Records supplied:
•••••

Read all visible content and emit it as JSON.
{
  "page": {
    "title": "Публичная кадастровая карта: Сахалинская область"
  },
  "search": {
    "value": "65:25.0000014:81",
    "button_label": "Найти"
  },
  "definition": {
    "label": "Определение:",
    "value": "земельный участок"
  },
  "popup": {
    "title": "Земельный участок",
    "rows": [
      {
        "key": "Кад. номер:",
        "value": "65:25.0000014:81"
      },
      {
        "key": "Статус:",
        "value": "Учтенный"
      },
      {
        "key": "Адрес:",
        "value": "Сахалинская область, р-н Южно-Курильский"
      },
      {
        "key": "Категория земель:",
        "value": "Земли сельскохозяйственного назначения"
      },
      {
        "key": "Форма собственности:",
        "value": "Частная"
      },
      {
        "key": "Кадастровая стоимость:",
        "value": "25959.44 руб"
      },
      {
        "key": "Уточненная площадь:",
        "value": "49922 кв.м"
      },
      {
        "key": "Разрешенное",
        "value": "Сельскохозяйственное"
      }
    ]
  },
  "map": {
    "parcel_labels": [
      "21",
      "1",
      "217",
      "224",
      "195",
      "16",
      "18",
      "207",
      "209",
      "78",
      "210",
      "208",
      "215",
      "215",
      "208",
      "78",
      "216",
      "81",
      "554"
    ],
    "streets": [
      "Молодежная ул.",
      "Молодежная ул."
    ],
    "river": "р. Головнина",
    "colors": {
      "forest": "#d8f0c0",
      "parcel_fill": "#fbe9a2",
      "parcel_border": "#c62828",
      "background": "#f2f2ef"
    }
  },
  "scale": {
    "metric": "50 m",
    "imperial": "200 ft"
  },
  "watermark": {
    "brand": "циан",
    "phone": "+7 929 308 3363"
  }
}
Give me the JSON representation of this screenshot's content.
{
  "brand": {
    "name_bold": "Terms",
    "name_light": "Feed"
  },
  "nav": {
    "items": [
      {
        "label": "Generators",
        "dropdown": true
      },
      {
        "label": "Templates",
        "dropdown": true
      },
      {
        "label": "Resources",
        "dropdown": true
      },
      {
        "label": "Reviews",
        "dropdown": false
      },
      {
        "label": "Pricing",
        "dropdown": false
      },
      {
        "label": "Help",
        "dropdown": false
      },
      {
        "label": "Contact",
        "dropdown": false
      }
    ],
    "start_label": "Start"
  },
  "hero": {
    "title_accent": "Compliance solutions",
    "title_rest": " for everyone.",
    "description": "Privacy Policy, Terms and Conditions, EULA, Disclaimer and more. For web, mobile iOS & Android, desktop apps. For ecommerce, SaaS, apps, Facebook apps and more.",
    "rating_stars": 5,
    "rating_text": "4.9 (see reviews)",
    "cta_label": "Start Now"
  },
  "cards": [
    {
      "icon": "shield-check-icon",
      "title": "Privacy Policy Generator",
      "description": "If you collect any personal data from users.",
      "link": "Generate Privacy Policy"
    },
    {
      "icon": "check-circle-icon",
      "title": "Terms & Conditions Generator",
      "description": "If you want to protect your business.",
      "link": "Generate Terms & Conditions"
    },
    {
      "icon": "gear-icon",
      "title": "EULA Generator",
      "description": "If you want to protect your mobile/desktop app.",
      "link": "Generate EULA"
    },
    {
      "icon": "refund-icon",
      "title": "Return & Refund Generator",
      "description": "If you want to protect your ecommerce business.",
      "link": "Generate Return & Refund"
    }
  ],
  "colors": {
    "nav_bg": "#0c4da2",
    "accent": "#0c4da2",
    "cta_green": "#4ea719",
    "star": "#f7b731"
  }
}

•••••

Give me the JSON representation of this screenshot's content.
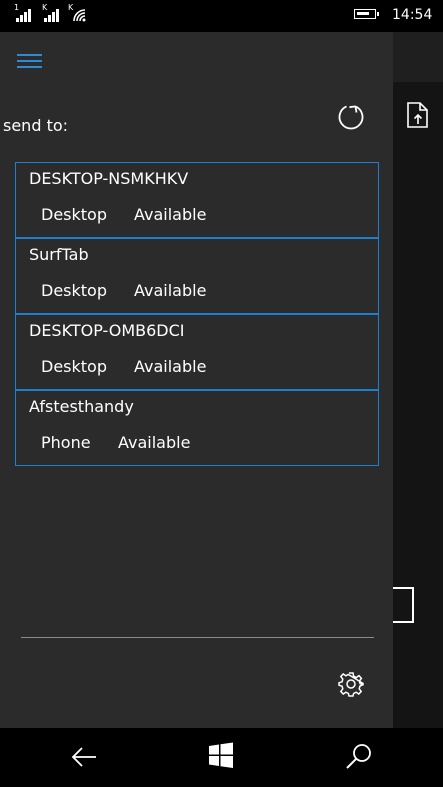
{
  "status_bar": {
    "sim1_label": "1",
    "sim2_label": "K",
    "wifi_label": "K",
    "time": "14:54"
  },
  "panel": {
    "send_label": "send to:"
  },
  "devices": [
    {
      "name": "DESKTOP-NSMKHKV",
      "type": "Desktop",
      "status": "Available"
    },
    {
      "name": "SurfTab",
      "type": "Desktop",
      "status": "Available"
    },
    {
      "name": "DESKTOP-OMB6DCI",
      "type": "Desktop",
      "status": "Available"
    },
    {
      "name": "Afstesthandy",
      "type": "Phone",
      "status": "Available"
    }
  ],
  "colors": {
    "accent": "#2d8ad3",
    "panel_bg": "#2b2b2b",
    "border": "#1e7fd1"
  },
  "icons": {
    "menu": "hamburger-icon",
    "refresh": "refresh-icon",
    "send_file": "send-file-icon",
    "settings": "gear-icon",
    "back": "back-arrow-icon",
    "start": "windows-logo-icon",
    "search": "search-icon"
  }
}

•••••

Problem description: Identify the lines that contain the string "send", and copy every one of them.

Solution below:
    "send_label": "send to:"
    "send_file": "send-file-icon",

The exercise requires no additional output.